● **Stated problem**
Retype every entry exactly, character for character.

Extracted data entries
———

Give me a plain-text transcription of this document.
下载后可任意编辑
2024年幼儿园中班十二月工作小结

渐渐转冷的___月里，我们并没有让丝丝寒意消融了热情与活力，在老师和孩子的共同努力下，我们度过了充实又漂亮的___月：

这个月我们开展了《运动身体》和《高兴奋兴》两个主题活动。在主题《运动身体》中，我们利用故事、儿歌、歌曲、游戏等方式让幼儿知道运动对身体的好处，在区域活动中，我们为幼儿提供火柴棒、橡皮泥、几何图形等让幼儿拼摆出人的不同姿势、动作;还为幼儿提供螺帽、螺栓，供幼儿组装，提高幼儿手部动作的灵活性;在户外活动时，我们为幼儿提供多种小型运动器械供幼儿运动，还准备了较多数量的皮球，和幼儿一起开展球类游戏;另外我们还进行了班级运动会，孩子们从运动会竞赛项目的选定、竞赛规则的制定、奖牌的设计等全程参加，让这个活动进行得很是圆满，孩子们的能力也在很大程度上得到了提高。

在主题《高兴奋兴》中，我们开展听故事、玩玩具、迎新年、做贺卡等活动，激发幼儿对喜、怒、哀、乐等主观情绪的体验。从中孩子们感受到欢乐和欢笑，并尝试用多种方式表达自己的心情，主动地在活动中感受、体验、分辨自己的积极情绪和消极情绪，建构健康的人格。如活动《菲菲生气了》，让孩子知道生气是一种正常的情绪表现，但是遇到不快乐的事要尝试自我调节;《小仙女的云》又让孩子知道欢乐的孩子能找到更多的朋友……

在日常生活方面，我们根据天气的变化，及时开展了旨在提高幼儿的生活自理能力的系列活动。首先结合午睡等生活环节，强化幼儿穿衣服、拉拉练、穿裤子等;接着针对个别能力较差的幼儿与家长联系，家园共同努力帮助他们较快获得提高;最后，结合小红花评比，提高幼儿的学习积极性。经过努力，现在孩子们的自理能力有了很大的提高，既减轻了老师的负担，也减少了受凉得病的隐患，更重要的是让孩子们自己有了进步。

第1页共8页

———

● **The response**
Give me a plain-text transcription of this document.
下载后可任意编辑
2024年幼儿园中班十二月工作小结

渐渐转冷的___月里，我们并没有让丝丝寒意消融了热情与活力，在老师和孩子的共同努力下，我们度过了充实又漂亮的___月：

这个月我们开展了《运动身体》和《高兴奋兴》两个主题活动。在主题《运动身体》中，我们利用故事、儿歌、歌曲、游戏等方式让幼儿知道运动对身体的好处，在区域活动中，我们为幼儿提供火柴棒、橡皮泥、几何图形等让幼儿拼摆出人的不同姿势、动作;还为幼儿提供螺帽、螺栓，供幼儿组装，提高幼儿手部动作的灵活性;在户外活动时，我们为幼儿提供多种小型运动器械供幼儿运动，还准备了较多数量的皮球，和幼儿一起开展球类游戏;另外我们还进行了班级运动会，孩子们从运动会竞赛项目的选定、竞赛规则的制定、奖牌的设计等全程参加，让这个活动进行得很是圆满，孩子们的能力也在很大程度上得到了提高。

在主题《高兴奋兴》中，我们开展听故事、玩玩具、迎新年、做贺卡等活动，激发幼儿对喜、怒、哀、乐等主观情绪的体验。从中孩子们感受到欢乐和欢笑，并尝试用多种方式表达自己的心情，主动地在活动中感受、体验、分辨自己的积极情绪和消极情绪，建构健康的人格。如活动《菲菲生气了》，让孩子知道生气是一种正常的情绪表现，但是遇到不快乐的事要尝试自我调节;《小仙女的云》又让孩子知道欢乐的孩子能找到更多的朋友……

在日常生活方面，我们根据天气的变化，及时开展了旨在提高幼儿的生活自理能力的系列活动。首先结合午睡等生活环节，强化幼儿穿衣服、拉拉练、穿裤子等;接着针对个别能力较差的幼儿与家长联系，家园共同努力帮助他们较快获得提高;最后，结合小红花评比，提高幼儿的学习积极性。经过努力，现在孩子们的自理能力有了很大的提高，既减轻了老师的负担，也减少了受凉得病的隐患，更重要的是让孩子们自己有了进步。

第1页共8页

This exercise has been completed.